RECORDS FOR THE EXERCISE:
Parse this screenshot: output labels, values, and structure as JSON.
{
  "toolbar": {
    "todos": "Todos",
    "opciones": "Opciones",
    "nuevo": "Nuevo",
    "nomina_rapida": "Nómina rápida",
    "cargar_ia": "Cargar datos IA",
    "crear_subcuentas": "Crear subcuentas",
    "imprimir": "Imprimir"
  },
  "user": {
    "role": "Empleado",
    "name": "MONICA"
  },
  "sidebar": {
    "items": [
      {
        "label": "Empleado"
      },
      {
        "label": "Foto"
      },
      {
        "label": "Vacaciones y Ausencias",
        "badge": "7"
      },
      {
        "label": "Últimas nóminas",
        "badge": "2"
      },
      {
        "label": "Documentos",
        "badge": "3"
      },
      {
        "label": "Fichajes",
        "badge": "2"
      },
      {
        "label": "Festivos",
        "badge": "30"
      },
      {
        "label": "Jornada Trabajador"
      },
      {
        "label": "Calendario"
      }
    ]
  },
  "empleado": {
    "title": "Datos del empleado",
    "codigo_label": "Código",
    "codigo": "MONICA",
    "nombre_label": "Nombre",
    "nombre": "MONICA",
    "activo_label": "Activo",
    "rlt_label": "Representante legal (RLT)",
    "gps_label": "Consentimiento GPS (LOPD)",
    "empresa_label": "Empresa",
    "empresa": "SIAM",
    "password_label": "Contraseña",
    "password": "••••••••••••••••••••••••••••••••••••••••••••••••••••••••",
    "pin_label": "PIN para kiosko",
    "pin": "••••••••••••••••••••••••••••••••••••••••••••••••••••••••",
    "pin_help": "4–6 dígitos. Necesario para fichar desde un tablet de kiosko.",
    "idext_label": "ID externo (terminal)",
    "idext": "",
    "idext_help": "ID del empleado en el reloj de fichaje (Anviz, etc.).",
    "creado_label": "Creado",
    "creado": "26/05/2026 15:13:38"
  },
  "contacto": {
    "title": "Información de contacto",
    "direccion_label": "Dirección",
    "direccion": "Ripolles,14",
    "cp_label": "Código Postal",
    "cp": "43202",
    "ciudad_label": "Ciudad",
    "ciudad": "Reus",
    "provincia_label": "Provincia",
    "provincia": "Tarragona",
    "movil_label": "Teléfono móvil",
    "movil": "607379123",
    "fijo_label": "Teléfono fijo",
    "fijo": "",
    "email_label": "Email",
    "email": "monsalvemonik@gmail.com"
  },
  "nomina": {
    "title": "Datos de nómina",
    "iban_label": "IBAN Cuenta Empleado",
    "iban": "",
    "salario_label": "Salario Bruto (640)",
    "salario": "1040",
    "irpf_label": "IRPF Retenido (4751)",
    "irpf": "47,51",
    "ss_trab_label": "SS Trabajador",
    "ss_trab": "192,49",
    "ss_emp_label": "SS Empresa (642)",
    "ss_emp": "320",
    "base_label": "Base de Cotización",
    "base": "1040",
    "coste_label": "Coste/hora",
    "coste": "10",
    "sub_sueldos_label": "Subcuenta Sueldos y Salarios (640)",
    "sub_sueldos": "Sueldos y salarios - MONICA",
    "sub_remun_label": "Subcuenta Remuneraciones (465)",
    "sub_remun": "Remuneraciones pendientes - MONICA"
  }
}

AIM OF THE EXERCISE:
What is needed here is an exact reproduction of all the entries.

PROBLEM SOLUTION:
Parse this screenshot: output labels, values, and structure as JSON.
{
  "toolbar": {
    "todos": "Todos",
    "opciones": "Opciones",
    "nuevo": "Nuevo",
    "nomina_rapida": "Nómina rápida",
    "cargar_ia": "Cargar datos IA",
    "crear_subcuentas": "Crear subcuentas",
    "imprimir": "Imprimir"
  },
  "user": {
    "role": "Empleado",
    "name": "MONICA"
  },
  "sidebar": {
    "items": [
      {
        "label": "Empleado"
      },
      {
        "label": "Foto"
      },
      {
        "label": "Vacaciones y Ausencias",
        "badge": "7"
      },
      {
        "label": "Últimas nóminas",
        "badge": "2"
      },
      {
        "label": "Documentos",
        "badge": "3"
      },
      {
        "label": "Fichajes",
        "badge": "2"
      },
      {
        "label": "Festivos",
        "badge": "30"
      },
      {
        "label": "Jornada Trabajador"
      },
      {
        "label": "Calendario"
      }
    ]
  },
  "empleado": {
    "title": "Datos del empleado",
    "codigo_label": "Código",
    "codigo": "MONICA",
    "nombre_label": "Nombre",
    "nombre": "MONICA",
    "activo_label": "Activo",
    "rlt_label": "Representante legal (RLT)",
    "gps_label": "Consentimiento GPS (LOPD)",
    "empresa_label": "Empresa",
    "empresa": "SIAM",
    "password_label": "Contraseña",
    "password": "••••••••••••••••••••••••••••••••••••••••••••••••••••••••",
    "pin_label": "PIN para kiosko",
    "pin": "••••••••••••••••••••••••••••••••••••••••••••••••••••••••",
    "pin_help": "4–6 dígitos. Necesario para fichar desde un tablet de kiosko.",
    "idext_label": "ID externo (terminal)",
    "idext": "",
    "idext_help": "ID del empleado en el reloj de fichaje (Anviz, etc.).",
    "creado_label": "Creado",
    "creado": "26/05/2026 15:13:38"
  },
  "contacto": {
    "title": "Información de contacto",
    "direccion_label": "Dirección",
    "direccion": "Ripolles,14",
    "cp_label": "Código Postal",
    "cp": "43202",
    "ciudad_label": "Ciudad",
    "ciudad": "Reus",
    "provincia_label": "Provincia",
    "provincia": "Tarragona",
    "movil_label": "Teléfono móvil",
    "movil": "607379123",
    "fijo_label": "Teléfono fijo",
    "fijo": "",
    "email_label": "Email",
    "email": "monsalvemonik@gmail.com"
  },
  "nomina": {
    "title": "Datos de nómina",
    "iban_label": "IBAN Cuenta Empleado",
    "iban": "",
    "salario_label": "Salario Bruto (640)",
    "salario": "1040",
    "irpf_label": "IRPF Retenido (4751)",
    "irpf": "47,51",
    "ss_trab_label": "SS Trabajador",
    "ss_trab": "192,49",
    "ss_emp_label": "SS Empresa (642)",
    "ss_emp": "320",
    "base_label": "Base de Cotización",
    "base": "1040",
    "coste_label": "Coste/hora",
    "coste": "10",
    "sub_sueldos_label": "Subcuenta Sueldos y Salarios (640)",
    "sub_sueldos": "Sueldos y salarios - MONICA",
    "sub_remun_label": "Subcuenta Remuneraciones (465)",
    "sub_remun": "Remuneraciones pendientes - MONICA"
  }
}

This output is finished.